Work required. Every record here needs to be written out again exactly.

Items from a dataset
+--

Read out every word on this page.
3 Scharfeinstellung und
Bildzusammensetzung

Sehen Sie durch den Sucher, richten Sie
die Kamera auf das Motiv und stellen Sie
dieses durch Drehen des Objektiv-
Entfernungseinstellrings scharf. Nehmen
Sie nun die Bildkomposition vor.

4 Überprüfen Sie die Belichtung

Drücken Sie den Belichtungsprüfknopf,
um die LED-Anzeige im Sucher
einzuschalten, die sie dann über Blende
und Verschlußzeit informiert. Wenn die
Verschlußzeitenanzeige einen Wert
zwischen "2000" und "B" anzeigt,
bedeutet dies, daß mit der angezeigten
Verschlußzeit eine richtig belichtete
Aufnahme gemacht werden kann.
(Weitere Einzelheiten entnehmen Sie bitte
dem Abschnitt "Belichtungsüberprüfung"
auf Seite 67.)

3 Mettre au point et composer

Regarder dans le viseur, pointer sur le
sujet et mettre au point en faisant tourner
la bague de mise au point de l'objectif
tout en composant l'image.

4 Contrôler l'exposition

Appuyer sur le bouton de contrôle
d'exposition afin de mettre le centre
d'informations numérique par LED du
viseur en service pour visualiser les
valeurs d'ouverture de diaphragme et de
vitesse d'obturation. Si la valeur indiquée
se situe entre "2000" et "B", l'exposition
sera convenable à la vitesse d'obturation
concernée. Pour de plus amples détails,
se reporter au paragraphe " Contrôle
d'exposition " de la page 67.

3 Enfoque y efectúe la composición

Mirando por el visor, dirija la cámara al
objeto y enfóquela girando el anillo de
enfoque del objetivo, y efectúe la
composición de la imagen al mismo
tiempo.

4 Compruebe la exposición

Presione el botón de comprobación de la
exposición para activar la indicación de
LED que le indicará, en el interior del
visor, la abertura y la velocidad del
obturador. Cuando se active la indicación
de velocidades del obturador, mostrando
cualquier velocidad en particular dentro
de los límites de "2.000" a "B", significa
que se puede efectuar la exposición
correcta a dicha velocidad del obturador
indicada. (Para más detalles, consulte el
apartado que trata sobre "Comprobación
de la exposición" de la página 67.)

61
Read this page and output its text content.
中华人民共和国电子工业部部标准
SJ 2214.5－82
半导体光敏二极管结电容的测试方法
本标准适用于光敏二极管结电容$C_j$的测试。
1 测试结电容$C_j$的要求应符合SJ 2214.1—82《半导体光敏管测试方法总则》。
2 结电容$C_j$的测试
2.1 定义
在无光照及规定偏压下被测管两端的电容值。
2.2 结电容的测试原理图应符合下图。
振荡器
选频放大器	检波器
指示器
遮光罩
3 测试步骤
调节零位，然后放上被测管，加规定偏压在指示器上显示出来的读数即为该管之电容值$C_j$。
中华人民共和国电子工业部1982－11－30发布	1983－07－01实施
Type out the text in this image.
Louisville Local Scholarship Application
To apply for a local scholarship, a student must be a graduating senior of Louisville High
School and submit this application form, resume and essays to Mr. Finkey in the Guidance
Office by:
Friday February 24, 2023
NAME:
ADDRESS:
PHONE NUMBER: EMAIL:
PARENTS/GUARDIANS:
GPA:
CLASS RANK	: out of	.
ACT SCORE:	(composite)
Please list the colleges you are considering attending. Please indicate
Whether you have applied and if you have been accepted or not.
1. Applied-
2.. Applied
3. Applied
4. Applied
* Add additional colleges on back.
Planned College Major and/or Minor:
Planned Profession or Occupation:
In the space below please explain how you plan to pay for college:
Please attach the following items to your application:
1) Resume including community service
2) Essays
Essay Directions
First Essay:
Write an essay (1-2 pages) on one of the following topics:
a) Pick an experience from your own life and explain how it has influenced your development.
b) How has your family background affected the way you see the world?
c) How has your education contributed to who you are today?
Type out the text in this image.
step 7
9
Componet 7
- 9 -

+--

Finished answer.
Read out every word on this page.
3 Scharfeinstellung und
Bildzusammensetzung

Sehen Sie durch den Sucher, richten Sie
die Kamera auf das Motiv und stellen Sie
dieses durch Drehen des Objektiv-
Entfernungseinstellrings scharf. Nehmen
Sie nun die Bildkomposition vor.

4 Überprüfen Sie die Belichtung

Drücken Sie den Belichtungsprüfknopf,
um die LED-Anzeige im Sucher
einzuschalten, die sie dann über Blende
und Verschlußzeit informiert. Wenn die
Verschlußzeitenanzeige einen Wert
zwischen "2000" und "B" anzeigt,
bedeutet dies, daß mit der angezeigten
Verschlußzeit eine richtig belichtete
Aufnahme gemacht werden kann.
(Weitere Einzelheiten entnehmen Sie bitte
dem Abschnitt "Belichtungsüberprüfung"
auf Seite 67.)

3 Mettre au point et composer

Regarder dans le viseur, pointer sur le
sujet et mettre au point en faisant tourner
la bague de mise au point de l'objectif
tout en composant l'image.

4 Contrôler l'exposition

Appuyer sur le bouton de contrôle
d'exposition afin de mettre le centre
d'informations numérique par LED du
viseur en service pour visualiser les
valeurs d'ouverture de diaphragme et de
vitesse d'obturation. Si la valeur indiquée
se situe entre "2000" et "B", l'exposition
sera convenable à la vitesse d'obturation
concernée. Pour de plus amples détails,
se reporter au paragraphe " Contrôle
d'exposition " de la page 67.

3 Enfoque y efectúe la composición

Mirando por el visor, dirija la cámara al
objeto y enfóquela girando el anillo de
enfoque del objetivo, y efectúe la
composición de la imagen al mismo
tiempo.

4 Compruebe la exposición

Presione el botón de comprobación de la
exposición para activar la indicación de
LED que le indicará, en el interior del
visor, la abertura y la velocidad del
obturador. Cuando se active la indicación
de velocidades del obturador, mostrando
cualquier velocidad en particular dentro
de los límites de "2.000" a "B", significa
que se puede efectuar la exposición
correcta a dicha velocidad del obturador
indicada. (Para más detalles, consulte el
apartado que trata sobre "Comprobación
de la exposición" de la página 67.)

61
Read this page and output its text content.
中华人民共和国电子工业部部标准
SJ 2214.5－82
半导体光敏二极管结电容的测试方法
本标准适用于光敏二极管结电容$C_j$的测试。
1 测试结电容$C_j$的要求应符合SJ 2214.1—82《半导体光敏管测试方法总则》。
2 结电容$C_j$的测试
2.1 定义
在无光照及规定偏压下被测管两端的电容值。
2.2 结电容的测试原理图应符合下图。
振荡器
选频放大器	检波器
指示器
遮光罩
3 测试步骤
调节零位，然后放上被测管，加规定偏压在指示器上显示出来的读数即为该管之电容值$C_j$。
中华人民共和国电子工业部1982－11－30发布	1983－07－01实施
Type out the text in this image.
Louisville Local Scholarship Application
To apply for a local scholarship, a student must be a graduating senior of Louisville High
School and submit this application form, resume and essays to Mr. Finkey in the Guidance
Office by:
Friday February 24, 2023
NAME:
ADDRESS:
PHONE NUMBER: EMAIL:
PARENTS/GUARDIANS:
GPA:
CLASS RANK	: out of	.
ACT SCORE:	(composite)
Please list the colleges you are considering attending. Please indicate
Whether you have applied and if you have been accepted or not.
1. Applied-
2.. Applied
3. Applied
4. Applied
* Add additional colleges on back.
Planned College Major and/or Minor:
Planned Profession or Occupation:
In the space below please explain how you plan to pay for college:
Please attach the following items to your application:
1) Resume including community service
2) Essays
Essay Directions
First Essay:
Write an essay (1-2 pages) on one of the following topics:
a) Pick an experience from your own life and explain how it has influenced your development.
b) How has your family background affected the way you see the world?
c) How has your education contributed to who you are today?
Type out the text in this image.
step 7
9
Componet 7
- 9 -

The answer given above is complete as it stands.